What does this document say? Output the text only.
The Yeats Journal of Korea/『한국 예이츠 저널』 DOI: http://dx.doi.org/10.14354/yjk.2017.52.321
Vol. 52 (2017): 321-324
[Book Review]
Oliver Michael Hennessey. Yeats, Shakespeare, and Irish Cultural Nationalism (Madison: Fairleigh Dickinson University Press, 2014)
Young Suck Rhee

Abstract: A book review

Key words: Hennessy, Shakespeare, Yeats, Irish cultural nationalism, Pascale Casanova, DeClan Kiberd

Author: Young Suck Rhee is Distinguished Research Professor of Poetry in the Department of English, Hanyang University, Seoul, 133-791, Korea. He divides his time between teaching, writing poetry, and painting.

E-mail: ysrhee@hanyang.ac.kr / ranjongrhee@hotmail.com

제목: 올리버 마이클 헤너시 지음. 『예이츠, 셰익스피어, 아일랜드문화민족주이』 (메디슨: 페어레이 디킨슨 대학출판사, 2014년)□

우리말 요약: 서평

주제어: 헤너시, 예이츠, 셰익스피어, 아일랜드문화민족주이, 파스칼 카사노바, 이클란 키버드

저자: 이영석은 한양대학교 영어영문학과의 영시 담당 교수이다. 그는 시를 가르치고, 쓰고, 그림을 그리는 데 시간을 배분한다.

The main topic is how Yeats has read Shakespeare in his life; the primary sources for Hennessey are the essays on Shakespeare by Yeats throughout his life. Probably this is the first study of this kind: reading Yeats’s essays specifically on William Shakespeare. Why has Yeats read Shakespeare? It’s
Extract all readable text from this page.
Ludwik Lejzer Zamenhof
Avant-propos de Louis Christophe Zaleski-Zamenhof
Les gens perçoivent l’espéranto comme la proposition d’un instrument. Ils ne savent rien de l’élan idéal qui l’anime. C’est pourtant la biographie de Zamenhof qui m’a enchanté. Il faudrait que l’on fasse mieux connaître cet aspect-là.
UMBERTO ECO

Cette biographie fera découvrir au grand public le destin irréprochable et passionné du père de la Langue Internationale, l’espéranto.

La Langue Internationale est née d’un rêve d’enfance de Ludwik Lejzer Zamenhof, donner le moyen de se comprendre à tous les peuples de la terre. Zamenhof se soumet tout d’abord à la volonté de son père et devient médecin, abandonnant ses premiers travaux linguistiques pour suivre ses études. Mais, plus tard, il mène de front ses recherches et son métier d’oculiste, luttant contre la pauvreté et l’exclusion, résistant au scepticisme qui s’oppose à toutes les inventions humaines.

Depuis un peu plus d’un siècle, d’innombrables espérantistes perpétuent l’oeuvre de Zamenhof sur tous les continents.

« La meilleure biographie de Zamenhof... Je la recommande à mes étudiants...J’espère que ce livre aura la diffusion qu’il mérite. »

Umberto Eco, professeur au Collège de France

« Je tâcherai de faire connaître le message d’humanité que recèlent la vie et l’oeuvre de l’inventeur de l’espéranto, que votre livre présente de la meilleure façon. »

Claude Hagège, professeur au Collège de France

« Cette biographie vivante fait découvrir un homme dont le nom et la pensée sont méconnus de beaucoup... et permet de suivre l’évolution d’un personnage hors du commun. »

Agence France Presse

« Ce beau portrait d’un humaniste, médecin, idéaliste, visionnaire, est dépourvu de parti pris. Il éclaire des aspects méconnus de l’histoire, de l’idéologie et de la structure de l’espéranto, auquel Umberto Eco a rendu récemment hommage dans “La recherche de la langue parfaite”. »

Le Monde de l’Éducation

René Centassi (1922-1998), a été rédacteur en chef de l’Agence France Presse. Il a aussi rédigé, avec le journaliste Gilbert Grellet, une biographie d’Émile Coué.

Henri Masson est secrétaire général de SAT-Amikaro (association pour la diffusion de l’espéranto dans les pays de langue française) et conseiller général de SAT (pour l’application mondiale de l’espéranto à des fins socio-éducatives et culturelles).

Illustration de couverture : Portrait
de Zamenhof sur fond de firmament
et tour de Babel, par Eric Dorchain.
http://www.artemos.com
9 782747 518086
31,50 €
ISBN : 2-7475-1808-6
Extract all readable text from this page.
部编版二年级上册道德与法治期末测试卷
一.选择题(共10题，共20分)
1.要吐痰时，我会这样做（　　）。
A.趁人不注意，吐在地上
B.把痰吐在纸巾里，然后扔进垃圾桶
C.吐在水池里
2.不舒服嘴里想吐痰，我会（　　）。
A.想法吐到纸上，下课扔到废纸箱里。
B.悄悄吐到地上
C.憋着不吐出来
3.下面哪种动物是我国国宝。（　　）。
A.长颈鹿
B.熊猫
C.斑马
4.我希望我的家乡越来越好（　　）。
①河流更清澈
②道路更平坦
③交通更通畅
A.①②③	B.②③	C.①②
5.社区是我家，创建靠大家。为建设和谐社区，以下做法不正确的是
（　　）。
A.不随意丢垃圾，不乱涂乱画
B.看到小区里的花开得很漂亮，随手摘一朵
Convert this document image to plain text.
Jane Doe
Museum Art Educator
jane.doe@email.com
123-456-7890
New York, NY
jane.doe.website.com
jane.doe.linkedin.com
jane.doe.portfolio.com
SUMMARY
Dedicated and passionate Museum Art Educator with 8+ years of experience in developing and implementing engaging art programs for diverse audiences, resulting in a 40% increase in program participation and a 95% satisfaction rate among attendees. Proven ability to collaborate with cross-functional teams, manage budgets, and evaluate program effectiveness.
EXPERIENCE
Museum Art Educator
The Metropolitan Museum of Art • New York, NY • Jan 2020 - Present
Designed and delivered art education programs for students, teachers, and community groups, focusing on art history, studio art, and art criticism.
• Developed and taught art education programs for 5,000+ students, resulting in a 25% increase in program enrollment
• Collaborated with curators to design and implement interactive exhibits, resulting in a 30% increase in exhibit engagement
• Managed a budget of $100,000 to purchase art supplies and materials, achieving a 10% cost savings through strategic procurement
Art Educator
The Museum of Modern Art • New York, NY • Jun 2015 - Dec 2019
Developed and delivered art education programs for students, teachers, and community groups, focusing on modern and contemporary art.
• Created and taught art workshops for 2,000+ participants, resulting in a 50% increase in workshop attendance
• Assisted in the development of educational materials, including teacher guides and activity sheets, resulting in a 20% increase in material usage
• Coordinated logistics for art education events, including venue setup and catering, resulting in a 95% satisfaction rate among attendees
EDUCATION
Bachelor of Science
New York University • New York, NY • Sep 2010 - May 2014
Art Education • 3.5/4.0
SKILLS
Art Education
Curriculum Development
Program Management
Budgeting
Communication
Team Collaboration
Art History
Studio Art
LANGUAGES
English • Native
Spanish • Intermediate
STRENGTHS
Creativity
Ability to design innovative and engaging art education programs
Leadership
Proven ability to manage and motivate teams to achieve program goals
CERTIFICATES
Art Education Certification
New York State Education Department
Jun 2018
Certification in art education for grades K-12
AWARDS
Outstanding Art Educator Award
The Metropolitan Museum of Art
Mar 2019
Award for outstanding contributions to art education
⁂
> _GOAL_
From the records above, pull out each line that has "satisfaction".

> _PROBLEM SOLUTION_
Dedicated and passionate Museum Art Educator with 8+ years of experience in developing and implementing engaging art programs for diverse audiences, resulting in a 40% increase in program participation and a 95% satisfaction rate among attendees. Proven ability to collaborate with cross-functional teams, manage budgets, and evaluate program effectiveness.
• Coordinated logistics for art education events, including venue setup and catering, resulting in a 95% satisfaction rate among attendees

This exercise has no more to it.